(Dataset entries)
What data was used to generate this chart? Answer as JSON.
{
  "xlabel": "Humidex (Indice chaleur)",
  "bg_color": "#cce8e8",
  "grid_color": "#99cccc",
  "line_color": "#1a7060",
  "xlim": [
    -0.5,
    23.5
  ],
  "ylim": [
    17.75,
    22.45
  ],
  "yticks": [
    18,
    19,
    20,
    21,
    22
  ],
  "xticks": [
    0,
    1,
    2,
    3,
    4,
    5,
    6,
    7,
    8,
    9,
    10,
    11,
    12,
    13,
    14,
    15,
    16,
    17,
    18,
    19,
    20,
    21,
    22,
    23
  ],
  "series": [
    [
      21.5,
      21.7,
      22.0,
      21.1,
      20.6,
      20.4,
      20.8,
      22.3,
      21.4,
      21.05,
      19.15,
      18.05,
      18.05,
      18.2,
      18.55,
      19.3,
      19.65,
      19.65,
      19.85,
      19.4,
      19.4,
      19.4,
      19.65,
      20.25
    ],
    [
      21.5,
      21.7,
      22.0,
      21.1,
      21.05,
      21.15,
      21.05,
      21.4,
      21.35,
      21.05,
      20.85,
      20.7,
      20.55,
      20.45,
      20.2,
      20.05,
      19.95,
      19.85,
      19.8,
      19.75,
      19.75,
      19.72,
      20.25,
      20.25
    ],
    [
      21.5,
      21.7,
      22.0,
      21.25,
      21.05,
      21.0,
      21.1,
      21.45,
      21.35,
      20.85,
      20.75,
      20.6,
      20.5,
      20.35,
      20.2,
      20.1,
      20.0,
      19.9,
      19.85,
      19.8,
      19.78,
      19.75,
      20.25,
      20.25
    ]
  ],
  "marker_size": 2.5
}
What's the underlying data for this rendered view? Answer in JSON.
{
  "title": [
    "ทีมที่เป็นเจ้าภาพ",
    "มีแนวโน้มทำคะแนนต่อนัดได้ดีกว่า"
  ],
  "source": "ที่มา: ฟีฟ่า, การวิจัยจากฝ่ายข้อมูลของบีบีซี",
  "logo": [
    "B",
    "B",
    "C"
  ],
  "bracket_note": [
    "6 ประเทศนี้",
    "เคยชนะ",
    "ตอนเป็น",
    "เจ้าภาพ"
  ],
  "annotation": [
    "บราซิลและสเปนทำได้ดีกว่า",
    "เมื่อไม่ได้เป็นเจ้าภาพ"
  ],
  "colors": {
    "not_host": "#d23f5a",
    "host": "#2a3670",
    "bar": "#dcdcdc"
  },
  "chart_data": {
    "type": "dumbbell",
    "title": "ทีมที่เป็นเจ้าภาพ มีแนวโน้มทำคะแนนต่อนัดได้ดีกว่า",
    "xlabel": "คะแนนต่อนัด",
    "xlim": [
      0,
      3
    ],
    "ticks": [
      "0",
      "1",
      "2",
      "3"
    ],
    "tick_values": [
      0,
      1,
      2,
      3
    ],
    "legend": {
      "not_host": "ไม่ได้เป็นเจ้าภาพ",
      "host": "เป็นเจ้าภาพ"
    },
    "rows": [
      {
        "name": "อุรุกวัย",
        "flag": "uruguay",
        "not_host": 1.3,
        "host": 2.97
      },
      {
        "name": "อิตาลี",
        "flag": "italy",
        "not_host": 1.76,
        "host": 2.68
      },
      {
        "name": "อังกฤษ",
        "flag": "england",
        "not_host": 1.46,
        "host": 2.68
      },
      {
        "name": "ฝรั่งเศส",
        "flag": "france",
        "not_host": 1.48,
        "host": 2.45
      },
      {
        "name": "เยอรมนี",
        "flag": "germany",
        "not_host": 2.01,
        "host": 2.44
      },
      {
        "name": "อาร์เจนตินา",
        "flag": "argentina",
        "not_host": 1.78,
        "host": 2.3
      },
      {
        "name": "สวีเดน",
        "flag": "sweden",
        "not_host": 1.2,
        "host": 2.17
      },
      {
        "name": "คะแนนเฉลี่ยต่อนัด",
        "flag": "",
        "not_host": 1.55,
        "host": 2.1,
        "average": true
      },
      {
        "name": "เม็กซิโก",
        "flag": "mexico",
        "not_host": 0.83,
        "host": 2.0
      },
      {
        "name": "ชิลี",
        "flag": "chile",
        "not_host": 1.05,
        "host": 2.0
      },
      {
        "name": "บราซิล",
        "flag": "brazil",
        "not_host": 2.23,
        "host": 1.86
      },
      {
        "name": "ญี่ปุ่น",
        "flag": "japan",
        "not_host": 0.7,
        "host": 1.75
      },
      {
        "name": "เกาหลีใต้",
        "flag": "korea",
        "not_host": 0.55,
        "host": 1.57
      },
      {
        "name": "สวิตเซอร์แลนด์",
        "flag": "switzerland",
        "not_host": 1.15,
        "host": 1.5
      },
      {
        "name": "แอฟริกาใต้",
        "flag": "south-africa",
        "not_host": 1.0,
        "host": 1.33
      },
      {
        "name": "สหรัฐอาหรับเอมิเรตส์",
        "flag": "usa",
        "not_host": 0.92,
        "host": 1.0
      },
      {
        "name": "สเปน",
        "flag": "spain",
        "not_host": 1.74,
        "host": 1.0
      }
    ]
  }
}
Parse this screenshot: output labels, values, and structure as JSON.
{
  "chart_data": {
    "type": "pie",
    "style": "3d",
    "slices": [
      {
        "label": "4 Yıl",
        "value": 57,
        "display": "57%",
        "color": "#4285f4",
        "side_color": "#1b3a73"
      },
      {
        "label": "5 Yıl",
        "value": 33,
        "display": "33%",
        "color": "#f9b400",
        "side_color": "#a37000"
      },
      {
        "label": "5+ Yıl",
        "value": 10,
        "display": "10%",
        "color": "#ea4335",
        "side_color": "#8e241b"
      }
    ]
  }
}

**Aim of the task:** Each entry above is to be quoted exactly.

**Exercise solution:**
What data was used to generate this chart? Answer as JSON.
{
  "xlabel": "Humidex (Indice chaleur)",
  "bg_color": "#cce8e8",
  "grid_color": "#99cccc",
  "line_color": "#1a7060",
  "xlim": [
    -0.5,
    23.5
  ],
  "ylim": [
    17.75,
    22.45
  ],
  "yticks": [
    18,
    19,
    20,
    21,
    22
  ],
  "xticks": [
    0,
    1,
    2,
    3,
    4,
    5,
    6,
    7,
    8,
    9,
    10,
    11,
    12,
    13,
    14,
    15,
    16,
    17,
    18,
    19,
    20,
    21,
    22,
    23
  ],
  "series": [
    [
      21.5,
      21.7,
      22.0,
      21.1,
      20.6,
      20.4,
      20.8,
      22.3,
      21.4,
      21.05,
      19.15,
      18.05,
      18.05,
      18.2,
      18.55,
      19.3,
      19.65,
      19.65,
      19.85,
      19.4,
      19.4,
      19.4,
      19.65,
      20.25
    ],
    [
      21.5,
      21.7,
      22.0,
      21.1,
      21.05,
      21.15,
      21.05,
      21.4,
      21.35,
      21.05,
      20.85,
      20.7,
      20.55,
      20.45,
      20.2,
      20.05,
      19.95,
      19.85,
      19.8,
      19.75,
      19.75,
      19.72,
      20.25,
      20.25
    ],
    [
      21.5,
      21.7,
      22.0,
      21.25,
      21.05,
      21.0,
      21.1,
      21.45,
      21.35,
      20.85,
      20.75,
      20.6,
      20.5,
      20.35,
      20.2,
      20.1,
      20.0,
      19.9,
      19.85,
      19.8,
      19.78,
      19.75,
      20.25,
      20.25
    ]
  ],
  "marker_size": 2.5
}
What's the underlying data for this rendered view? Answer in JSON.
{
  "title": [
    "ทีมที่เป็นเจ้าภาพ",
    "มีแนวโน้มทำคะแนนต่อนัดได้ดีกว่า"
  ],
  "source": "ที่มา: ฟีฟ่า, การวิจัยจากฝ่ายข้อมูลของบีบีซี",
  "logo": [
    "B",
    "B",
    "C"
  ],
  "bracket_note": [
    "6 ประเทศนี้",
    "เคยชนะ",
    "ตอนเป็น",
    "เจ้าภาพ"
  ],
  "annotation": [
    "บราซิลและสเปนทำได้ดีกว่า",
    "เมื่อไม่ได้เป็นเจ้าภาพ"
  ],
  "colors": {
    "not_host": "#d23f5a",
    "host": "#2a3670",
    "bar": "#dcdcdc"
  },
  "chart_data": {
    "type": "dumbbell",
    "title": "ทีมที่เป็นเจ้าภาพ มีแนวโน้มทำคะแนนต่อนัดได้ดีกว่า",
    "xlabel": "คะแนนต่อนัด",
    "xlim": [
      0,
      3
    ],
    "ticks": [
      "0",
      "1",
      "2",
      "3"
    ],
    "tick_values": [
      0,
      1,
      2,
      3
    ],
    "legend": {
      "not_host": "ไม่ได้เป็นเจ้าภาพ",
      "host": "เป็นเจ้าภาพ"
    },
    "rows": [
      {
        "name": "อุรุกวัย",
        "flag": "uruguay",
        "not_host": 1.3,
        "host": 2.97
      },
      {
        "name": "อิตาลี",
        "flag": "italy",
        "not_host": 1.76,
        "host": 2.68
      },
      {
        "name": "อังกฤษ",
        "flag": "england",
        "not_host": 1.46,
        "host": 2.68
      },
      {
        "name": "ฝรั่งเศส",
        "flag": "france",
        "not_host": 1.48,
        "host": 2.45
      },
      {
        "name": "เยอรมนี",
        "flag": "germany",
        "not_host": 2.01,
        "host": 2.44
      },
      {
        "name": "อาร์เจนตินา",
        "flag": "argentina",
        "not_host": 1.78,
        "host": 2.3
      },
      {
        "name": "สวีเดน",
        "flag": "sweden",
        "not_host": 1.2,
        "host": 2.17
      },
      {
        "name": "คะแนนเฉลี่ยต่อนัด",
        "flag": "",
        "not_host": 1.55,
        "host": 2.1,
        "average": true
      },
      {
        "name": "เม็กซิโก",
        "flag": "mexico",
        "not_host": 0.83,
        "host": 2.0
      },
      {
        "name": "ชิลี",
        "flag": "chile",
        "not_host": 1.05,
        "host": 2.0
      },
      {
        "name": "บราซิล",
        "flag": "brazil",
        "not_host": 2.23,
        "host": 1.86
      },
      {
        "name": "ญี่ปุ่น",
        "flag": "japan",
        "not_host": 0.7,
        "host": 1.75
      },
      {
        "name": "เกาหลีใต้",
        "flag": "korea",
        "not_host": 0.55,
        "host": 1.57
      },
      {
        "name": "สวิตเซอร์แลนด์",
        "flag": "switzerland",
        "not_host": 1.15,
        "host": 1.5
      },
      {
        "name": "แอฟริกาใต้",
        "flag": "south-africa",
        "not_host": 1.0,
        "host": 1.33
      },
      {
        "name": "สหรัฐอาหรับเอมิเรตส์",
        "flag": "usa",
        "not_host": 0.92,
        "host": 1.0
      },
      {
        "name": "สเปน",
        "flag": "spain",
        "not_host": 1.74,
        "host": 1.0
      }
    ]
  }
}
Parse this screenshot: output labels, values, and structure as JSON.
{
  "chart_data": {
    "type": "pie",
    "style": "3d",
    "slices": [
      {
        "label": "4 Yıl",
        "value": 57,
        "display": "57%",
        "color": "#4285f4",
        "side_color": "#1b3a73"
      },
      {
        "label": "5 Yıl",
        "value": 33,
        "display": "33%",
        "color": "#f9b400",
        "side_color": "#a37000"
      },
      {
        "label": "5+ Yıl",
        "value": 10,
        "display": "10%",
        "color": "#ea4335",
        "side_color": "#8e241b"
      }
    ]
  }
}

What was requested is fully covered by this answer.